**Provided records**:
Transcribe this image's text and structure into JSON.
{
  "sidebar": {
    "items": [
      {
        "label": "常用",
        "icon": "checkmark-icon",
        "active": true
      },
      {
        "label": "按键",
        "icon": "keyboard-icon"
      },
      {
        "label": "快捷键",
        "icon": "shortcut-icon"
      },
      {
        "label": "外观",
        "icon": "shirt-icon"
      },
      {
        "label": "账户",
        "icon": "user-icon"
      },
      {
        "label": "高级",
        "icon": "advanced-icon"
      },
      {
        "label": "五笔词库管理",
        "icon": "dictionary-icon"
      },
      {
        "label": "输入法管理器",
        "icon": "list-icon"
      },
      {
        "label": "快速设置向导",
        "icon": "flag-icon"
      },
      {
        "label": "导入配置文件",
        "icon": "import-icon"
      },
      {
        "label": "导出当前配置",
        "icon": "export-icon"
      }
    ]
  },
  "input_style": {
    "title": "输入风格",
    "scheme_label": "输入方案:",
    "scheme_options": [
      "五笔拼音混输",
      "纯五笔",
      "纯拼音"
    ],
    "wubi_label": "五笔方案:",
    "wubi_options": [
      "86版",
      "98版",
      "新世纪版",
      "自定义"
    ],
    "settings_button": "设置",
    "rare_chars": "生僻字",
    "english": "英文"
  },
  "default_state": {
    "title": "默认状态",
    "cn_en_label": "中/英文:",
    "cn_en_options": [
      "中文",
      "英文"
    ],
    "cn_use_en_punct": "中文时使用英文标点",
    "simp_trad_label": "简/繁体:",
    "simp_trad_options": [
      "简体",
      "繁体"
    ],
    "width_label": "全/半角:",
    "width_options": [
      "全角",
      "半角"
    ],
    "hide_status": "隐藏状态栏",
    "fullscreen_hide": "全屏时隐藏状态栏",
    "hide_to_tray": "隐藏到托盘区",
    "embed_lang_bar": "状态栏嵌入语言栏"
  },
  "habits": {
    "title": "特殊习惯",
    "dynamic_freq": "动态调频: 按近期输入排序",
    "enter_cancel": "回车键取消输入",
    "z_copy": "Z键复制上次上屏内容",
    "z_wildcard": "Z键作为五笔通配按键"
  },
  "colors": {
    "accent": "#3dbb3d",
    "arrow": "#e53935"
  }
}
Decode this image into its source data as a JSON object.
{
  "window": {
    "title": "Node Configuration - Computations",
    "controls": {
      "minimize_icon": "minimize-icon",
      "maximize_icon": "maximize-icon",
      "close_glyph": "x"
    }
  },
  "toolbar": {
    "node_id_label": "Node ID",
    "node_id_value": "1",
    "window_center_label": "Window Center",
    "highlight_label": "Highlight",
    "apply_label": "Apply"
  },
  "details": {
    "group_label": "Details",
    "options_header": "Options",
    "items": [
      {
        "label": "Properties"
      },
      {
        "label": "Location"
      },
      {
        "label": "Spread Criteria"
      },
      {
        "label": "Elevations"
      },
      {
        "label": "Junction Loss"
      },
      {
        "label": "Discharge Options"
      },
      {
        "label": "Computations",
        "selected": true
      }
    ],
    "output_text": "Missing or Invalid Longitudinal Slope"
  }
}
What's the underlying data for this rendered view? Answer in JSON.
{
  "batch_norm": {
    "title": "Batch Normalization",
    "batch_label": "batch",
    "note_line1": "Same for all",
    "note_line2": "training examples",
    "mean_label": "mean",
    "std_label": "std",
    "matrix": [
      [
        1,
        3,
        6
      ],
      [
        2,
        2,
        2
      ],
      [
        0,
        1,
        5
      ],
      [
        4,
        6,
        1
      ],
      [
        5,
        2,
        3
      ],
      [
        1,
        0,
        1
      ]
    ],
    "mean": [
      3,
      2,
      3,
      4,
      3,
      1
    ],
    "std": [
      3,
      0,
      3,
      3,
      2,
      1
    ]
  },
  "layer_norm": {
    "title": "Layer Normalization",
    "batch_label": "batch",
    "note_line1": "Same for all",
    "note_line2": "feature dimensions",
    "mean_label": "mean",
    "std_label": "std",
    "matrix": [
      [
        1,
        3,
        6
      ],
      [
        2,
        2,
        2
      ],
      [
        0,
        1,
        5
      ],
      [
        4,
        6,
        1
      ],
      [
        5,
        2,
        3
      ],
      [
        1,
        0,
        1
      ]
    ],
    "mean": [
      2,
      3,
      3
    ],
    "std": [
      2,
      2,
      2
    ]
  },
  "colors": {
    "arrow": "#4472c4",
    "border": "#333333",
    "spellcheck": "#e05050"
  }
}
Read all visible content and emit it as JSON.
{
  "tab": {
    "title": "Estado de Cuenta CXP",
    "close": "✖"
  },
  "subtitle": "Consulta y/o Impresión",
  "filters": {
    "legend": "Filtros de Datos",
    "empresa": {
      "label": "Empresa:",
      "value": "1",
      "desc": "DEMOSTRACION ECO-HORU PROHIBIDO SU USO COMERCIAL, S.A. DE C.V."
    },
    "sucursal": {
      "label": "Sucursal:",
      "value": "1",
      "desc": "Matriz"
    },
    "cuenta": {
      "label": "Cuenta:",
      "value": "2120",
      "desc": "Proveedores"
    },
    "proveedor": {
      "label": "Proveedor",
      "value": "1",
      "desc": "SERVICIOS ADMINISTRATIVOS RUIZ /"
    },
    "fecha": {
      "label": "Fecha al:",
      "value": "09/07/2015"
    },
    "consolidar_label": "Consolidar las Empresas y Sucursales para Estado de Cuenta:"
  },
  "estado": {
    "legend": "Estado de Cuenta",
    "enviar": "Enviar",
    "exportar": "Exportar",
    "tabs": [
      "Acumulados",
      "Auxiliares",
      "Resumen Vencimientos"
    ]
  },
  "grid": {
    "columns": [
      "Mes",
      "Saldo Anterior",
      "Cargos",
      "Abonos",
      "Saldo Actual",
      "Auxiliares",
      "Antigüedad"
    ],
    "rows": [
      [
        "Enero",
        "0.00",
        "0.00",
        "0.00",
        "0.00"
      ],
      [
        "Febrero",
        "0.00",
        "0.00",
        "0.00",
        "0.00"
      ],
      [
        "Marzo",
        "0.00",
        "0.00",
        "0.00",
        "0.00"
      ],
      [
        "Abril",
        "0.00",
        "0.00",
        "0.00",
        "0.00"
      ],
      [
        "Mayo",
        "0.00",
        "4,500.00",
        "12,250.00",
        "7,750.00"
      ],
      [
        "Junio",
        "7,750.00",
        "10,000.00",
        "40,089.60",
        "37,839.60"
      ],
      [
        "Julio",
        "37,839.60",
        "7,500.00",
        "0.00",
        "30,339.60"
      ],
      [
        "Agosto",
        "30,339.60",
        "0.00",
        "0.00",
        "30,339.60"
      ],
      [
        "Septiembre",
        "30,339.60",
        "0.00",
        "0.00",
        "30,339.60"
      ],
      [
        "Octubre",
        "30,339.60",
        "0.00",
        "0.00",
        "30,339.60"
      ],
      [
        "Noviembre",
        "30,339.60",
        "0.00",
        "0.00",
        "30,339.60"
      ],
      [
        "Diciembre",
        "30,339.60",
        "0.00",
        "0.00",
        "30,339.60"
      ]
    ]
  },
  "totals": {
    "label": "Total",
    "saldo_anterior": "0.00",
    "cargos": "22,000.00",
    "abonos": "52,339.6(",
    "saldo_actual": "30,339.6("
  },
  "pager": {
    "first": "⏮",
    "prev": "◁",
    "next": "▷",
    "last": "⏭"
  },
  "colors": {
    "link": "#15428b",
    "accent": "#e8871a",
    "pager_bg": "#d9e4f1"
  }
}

**Stated goal**:
Write out all the entries exactly.

**Final result**:
Transcribe this image's text and structure into JSON.
{
  "sidebar": {
    "items": [
      {
        "label": "常用",
        "icon": "checkmark-icon",
        "active": true
      },
      {
        "label": "按键",
        "icon": "keyboard-icon"
      },
      {
        "label": "快捷键",
        "icon": "shortcut-icon"
      },
      {
        "label": "外观",
        "icon": "shirt-icon"
      },
      {
        "label": "账户",
        "icon": "user-icon"
      },
      {
        "label": "高级",
        "icon": "advanced-icon"
      },
      {
        "label": "五笔词库管理",
        "icon": "dictionary-icon"
      },
      {
        "label": "输入法管理器",
        "icon": "list-icon"
      },
      {
        "label": "快速设置向导",
        "icon": "flag-icon"
      },
      {
        "label": "导入配置文件",
        "icon": "import-icon"
      },
      {
        "label": "导出当前配置",
        "icon": "export-icon"
      }
    ]
  },
  "input_style": {
    "title": "输入风格",
    "scheme_label": "输入方案:",
    "scheme_options": [
      "五笔拼音混输",
      "纯五笔",
      "纯拼音"
    ],
    "wubi_label": "五笔方案:",
    "wubi_options": [
      "86版",
      "98版",
      "新世纪版",
      "自定义"
    ],
    "settings_button": "设置",
    "rare_chars": "生僻字",
    "english": "英文"
  },
  "default_state": {
    "title": "默认状态",
    "cn_en_label": "中/英文:",
    "cn_en_options": [
      "中文",
      "英文"
    ],
    "cn_use_en_punct": "中文时使用英文标点",
    "simp_trad_label": "简/繁体:",
    "simp_trad_options": [
      "简体",
      "繁体"
    ],
    "width_label": "全/半角:",
    "width_options": [
      "全角",
      "半角"
    ],
    "hide_status": "隐藏状态栏",
    "fullscreen_hide": "全屏时隐藏状态栏",
    "hide_to_tray": "隐藏到托盘区",
    "embed_lang_bar": "状态栏嵌入语言栏"
  },
  "habits": {
    "title": "特殊习惯",
    "dynamic_freq": "动态调频: 按近期输入排序",
    "enter_cancel": "回车键取消输入",
    "z_copy": "Z键复制上次上屏内容",
    "z_wildcard": "Z键作为五笔通配按键"
  },
  "colors": {
    "accent": "#3dbb3d",
    "arrow": "#e53935"
  }
}
Decode this image into its source data as a JSON object.
{
  "window": {
    "title": "Node Configuration - Computations",
    "controls": {
      "minimize_icon": "minimize-icon",
      "maximize_icon": "maximize-icon",
      "close_glyph": "x"
    }
  },
  "toolbar": {
    "node_id_label": "Node ID",
    "node_id_value": "1",
    "window_center_label": "Window Center",
    "highlight_label": "Highlight",
    "apply_label": "Apply"
  },
  "details": {
    "group_label": "Details",
    "options_header": "Options",
    "items": [
      {
        "label": "Properties"
      },
      {
        "label": "Location"
      },
      {
        "label": "Spread Criteria"
      },
      {
        "label": "Elevations"
      },
      {
        "label": "Junction Loss"
      },
      {
        "label": "Discharge Options"
      },
      {
        "label": "Computations",
        "selected": true
      }
    ],
    "output_text": "Missing or Invalid Longitudinal Slope"
  }
}
What's the underlying data for this rendered view? Answer in JSON.
{
  "batch_norm": {
    "title": "Batch Normalization",
    "batch_label": "batch",
    "note_line1": "Same for all",
    "note_line2": "training examples",
    "mean_label": "mean",
    "std_label": "std",
    "matrix": [
      [
        1,
        3,
        6
      ],
      [
        2,
        2,
        2
      ],
      [
        0,
        1,
        5
      ],
      [
        4,
        6,
        1
      ],
      [
        5,
        2,
        3
      ],
      [
        1,
        0,
        1
      ]
    ],
    "mean": [
      3,
      2,
      3,
      4,
      3,
      1
    ],
    "std": [
      3,
      0,
      3,
      3,
      2,
      1
    ]
  },
  "layer_norm": {
    "title": "Layer Normalization",
    "batch_label": "batch",
    "note_line1": "Same for all",
    "note_line2": "feature dimensions",
    "mean_label": "mean",
    "std_label": "std",
    "matrix": [
      [
        1,
        3,
        6
      ],
      [
        2,
        2,
        2
      ],
      [
        0,
        1,
        5
      ],
      [
        4,
        6,
        1
      ],
      [
        5,
        2,
        3
      ],
      [
        1,
        0,
        1
      ]
    ],
    "mean": [
      2,
      3,
      3
    ],
    "std": [
      2,
      2,
      2
    ]
  },
  "colors": {
    "arrow": "#4472c4",
    "border": "#333333",
    "spellcheck": "#e05050"
  }
}
Read all visible content and emit it as JSON.
{
  "tab": {
    "title": "Estado de Cuenta CXP",
    "close": "✖"
  },
  "subtitle": "Consulta y/o Impresión",
  "filters": {
    "legend": "Filtros de Datos",
    "empresa": {
      "label": "Empresa:",
      "value": "1",
      "desc": "DEMOSTRACION ECO-HORU PROHIBIDO SU USO COMERCIAL, S.A. DE C.V."
    },
    "sucursal": {
      "label": "Sucursal:",
      "value": "1",
      "desc": "Matriz"
    },
    "cuenta": {
      "label": "Cuenta:",
      "value": "2120",
      "desc": "Proveedores"
    },
    "proveedor": {
      "label": "Proveedor",
      "value": "1",
      "desc": "SERVICIOS ADMINISTRATIVOS RUIZ /"
    },
    "fecha": {
      "label": "Fecha al:",
      "value": "09/07/2015"
    },
    "consolidar_label": "Consolidar las Empresas y Sucursales para Estado de Cuenta:"
  },
  "estado": {
    "legend": "Estado de Cuenta",
    "enviar": "Enviar",
    "exportar": "Exportar",
    "tabs": [
      "Acumulados",
      "Auxiliares",
      "Resumen Vencimientos"
    ]
  },
  "grid": {
    "columns": [
      "Mes",
      "Saldo Anterior",
      "Cargos",
      "Abonos",
      "Saldo Actual",
      "Auxiliares",
      "Antigüedad"
    ],
    "rows": [
      [
        "Enero",
        "0.00",
        "0.00",
        "0.00",
        "0.00"
      ],
      [
        "Febrero",
        "0.00",
        "0.00",
        "0.00",
        "0.00"
      ],
      [
        "Marzo",
        "0.00",
        "0.00",
        "0.00",
        "0.00"
      ],
      [
        "Abril",
        "0.00",
        "0.00",
        "0.00",
        "0.00"
      ],
      [
        "Mayo",
        "0.00",
        "4,500.00",
        "12,250.00",
        "7,750.00"
      ],
      [
        "Junio",
        "7,750.00",
        "10,000.00",
        "40,089.60",
        "37,839.60"
      ],
      [
        "Julio",
        "37,839.60",
        "7,500.00",
        "0.00",
        "30,339.60"
      ],
      [
        "Agosto",
        "30,339.60",
        "0.00",
        "0.00",
        "30,339.60"
      ],
      [
        "Septiembre",
        "30,339.60",
        "0.00",
        "0.00",
        "30,339.60"
      ],
      [
        "Octubre",
        "30,339.60",
        "0.00",
        "0.00",
        "30,339.60"
      ],
      [
        "Noviembre",
        "30,339.60",
        "0.00",
        "0.00",
        "30,339.60"
      ],
      [
        "Diciembre",
        "30,339.60",
        "0.00",
        "0.00",
        "30,339.60"
      ]
    ]
  },
  "totals": {
    "label": "Total",
    "saldo_anterior": "0.00",
    "cargos": "22,000.00",
    "abonos": "52,339.6(",
    "saldo_actual": "30,339.6("
  },
  "pager": {
    "first": "⏮",
    "prev": "◁",
    "next": "▷",
    "last": "⏭"
  },
  "colors": {
    "link": "#15428b",
    "accent": "#e8871a",
    "pager_bg": "#d9e4f1"
  }
}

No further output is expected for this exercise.